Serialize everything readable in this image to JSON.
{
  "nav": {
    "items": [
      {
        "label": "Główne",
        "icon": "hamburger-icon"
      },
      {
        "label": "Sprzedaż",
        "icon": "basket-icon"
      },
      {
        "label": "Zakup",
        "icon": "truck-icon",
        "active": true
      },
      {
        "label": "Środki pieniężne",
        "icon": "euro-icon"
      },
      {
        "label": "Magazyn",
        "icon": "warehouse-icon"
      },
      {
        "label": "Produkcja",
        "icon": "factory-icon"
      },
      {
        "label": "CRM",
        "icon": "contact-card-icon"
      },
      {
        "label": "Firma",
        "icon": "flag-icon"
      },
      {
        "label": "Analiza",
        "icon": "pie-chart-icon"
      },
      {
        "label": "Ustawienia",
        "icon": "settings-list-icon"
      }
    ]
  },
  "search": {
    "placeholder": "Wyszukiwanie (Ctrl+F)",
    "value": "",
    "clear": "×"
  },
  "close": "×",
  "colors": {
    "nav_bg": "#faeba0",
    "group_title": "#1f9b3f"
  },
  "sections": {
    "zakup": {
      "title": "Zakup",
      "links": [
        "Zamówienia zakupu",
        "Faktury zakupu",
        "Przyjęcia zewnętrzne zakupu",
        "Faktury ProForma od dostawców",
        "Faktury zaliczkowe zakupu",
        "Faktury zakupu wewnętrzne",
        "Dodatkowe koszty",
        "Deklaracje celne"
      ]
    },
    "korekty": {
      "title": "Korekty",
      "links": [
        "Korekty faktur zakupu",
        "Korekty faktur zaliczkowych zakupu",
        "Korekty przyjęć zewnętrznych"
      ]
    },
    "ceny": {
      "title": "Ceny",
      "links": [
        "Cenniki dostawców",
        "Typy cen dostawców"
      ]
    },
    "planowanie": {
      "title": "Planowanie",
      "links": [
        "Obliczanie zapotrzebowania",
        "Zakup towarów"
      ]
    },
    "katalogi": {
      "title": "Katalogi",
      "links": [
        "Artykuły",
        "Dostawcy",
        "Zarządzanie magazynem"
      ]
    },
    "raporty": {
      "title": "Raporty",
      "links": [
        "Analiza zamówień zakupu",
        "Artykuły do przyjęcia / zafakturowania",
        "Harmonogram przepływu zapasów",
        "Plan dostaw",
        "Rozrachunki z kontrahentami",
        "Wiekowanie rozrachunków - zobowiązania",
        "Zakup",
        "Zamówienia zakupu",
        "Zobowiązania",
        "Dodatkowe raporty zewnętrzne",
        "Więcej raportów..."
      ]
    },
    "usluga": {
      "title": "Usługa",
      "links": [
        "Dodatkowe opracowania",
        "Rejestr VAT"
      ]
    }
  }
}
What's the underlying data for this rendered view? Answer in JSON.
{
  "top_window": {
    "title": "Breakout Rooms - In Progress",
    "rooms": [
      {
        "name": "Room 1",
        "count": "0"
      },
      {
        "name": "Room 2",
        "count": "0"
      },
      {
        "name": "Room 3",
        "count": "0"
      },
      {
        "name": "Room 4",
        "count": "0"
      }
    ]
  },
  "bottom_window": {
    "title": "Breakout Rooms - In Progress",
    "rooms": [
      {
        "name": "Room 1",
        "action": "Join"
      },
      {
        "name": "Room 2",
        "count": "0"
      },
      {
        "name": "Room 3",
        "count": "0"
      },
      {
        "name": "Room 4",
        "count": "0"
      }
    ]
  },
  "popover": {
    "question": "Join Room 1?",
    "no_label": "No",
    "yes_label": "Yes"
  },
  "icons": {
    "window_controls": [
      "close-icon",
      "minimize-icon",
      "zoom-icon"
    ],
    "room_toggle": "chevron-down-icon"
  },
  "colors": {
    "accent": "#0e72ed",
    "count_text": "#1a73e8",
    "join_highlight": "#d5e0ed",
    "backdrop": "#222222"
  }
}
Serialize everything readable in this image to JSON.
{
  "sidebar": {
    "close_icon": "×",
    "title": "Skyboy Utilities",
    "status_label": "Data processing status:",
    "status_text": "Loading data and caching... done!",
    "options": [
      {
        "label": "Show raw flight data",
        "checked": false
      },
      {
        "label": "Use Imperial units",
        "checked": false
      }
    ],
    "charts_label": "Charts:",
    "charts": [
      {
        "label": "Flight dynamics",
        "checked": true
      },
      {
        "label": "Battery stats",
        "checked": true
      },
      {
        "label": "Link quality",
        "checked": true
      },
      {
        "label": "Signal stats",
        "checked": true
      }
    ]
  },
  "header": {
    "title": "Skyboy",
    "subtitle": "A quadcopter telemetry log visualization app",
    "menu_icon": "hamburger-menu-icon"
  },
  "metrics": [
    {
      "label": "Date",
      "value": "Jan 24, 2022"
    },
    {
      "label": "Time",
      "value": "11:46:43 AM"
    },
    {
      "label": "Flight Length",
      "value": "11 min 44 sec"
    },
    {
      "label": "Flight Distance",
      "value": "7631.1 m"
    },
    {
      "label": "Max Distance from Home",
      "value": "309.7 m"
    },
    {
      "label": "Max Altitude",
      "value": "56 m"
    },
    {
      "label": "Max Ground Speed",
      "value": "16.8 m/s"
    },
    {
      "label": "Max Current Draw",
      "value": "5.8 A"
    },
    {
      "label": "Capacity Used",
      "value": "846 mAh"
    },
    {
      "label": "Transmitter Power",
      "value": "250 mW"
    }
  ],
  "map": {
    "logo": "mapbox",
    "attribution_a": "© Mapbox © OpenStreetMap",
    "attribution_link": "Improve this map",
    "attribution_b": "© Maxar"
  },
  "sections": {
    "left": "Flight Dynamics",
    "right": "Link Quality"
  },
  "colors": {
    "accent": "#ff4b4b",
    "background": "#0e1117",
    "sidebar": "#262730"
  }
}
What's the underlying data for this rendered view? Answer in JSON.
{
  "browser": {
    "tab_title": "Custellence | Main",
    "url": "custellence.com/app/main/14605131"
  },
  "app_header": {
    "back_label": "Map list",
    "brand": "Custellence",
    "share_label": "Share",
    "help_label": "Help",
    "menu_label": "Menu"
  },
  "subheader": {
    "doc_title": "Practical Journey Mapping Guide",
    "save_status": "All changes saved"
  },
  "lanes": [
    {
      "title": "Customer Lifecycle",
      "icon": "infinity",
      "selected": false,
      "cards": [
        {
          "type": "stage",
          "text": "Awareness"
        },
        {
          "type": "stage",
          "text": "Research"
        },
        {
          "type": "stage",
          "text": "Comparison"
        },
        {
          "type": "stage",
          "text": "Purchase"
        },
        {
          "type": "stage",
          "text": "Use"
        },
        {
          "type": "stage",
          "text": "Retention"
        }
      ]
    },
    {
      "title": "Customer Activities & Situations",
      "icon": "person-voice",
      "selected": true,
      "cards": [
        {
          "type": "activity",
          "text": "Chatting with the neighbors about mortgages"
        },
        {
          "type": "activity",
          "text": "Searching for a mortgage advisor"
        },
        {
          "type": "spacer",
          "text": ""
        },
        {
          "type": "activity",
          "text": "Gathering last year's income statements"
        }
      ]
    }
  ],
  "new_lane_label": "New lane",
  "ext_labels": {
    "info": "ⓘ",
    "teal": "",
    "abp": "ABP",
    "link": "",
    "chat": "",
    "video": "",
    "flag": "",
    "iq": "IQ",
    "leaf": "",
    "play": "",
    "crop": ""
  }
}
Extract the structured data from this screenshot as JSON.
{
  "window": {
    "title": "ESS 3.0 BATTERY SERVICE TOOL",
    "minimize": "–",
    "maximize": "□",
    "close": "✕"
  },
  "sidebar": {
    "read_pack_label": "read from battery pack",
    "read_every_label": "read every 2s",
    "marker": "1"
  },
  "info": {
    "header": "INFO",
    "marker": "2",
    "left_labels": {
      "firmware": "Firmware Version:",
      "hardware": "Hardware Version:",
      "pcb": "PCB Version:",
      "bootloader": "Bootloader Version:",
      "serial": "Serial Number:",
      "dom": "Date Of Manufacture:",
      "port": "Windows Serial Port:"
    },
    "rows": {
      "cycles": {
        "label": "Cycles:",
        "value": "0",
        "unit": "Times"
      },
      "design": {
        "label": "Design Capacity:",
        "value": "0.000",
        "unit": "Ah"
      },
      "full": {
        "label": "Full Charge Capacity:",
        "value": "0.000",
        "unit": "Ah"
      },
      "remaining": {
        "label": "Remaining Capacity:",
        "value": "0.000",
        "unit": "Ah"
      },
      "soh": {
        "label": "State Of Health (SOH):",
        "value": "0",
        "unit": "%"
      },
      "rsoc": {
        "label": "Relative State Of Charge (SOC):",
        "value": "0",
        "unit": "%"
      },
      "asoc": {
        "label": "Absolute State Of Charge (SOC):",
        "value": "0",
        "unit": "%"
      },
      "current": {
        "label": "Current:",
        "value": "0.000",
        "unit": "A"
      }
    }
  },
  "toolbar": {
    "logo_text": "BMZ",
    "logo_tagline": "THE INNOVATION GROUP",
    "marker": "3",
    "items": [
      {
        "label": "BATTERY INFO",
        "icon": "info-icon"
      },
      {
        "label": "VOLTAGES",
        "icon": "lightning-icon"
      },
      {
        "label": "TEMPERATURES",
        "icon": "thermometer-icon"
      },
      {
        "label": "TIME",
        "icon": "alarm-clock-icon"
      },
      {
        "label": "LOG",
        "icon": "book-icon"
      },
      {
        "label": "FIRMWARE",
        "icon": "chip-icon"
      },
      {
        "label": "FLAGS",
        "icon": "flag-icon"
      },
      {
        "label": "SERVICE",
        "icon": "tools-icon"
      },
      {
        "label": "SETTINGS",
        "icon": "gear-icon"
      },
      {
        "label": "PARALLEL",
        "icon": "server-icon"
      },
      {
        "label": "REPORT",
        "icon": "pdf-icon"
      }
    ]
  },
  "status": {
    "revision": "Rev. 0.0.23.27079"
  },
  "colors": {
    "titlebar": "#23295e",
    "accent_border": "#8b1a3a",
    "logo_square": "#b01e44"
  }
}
※
**What the exercise asks**
Using the listing, collect all lines in which the string "dostawców" is found.

**Output below**
        "Faktury ProForma od dostawców",
        "Cenniki dostawców",
        "Typy cen dostawców"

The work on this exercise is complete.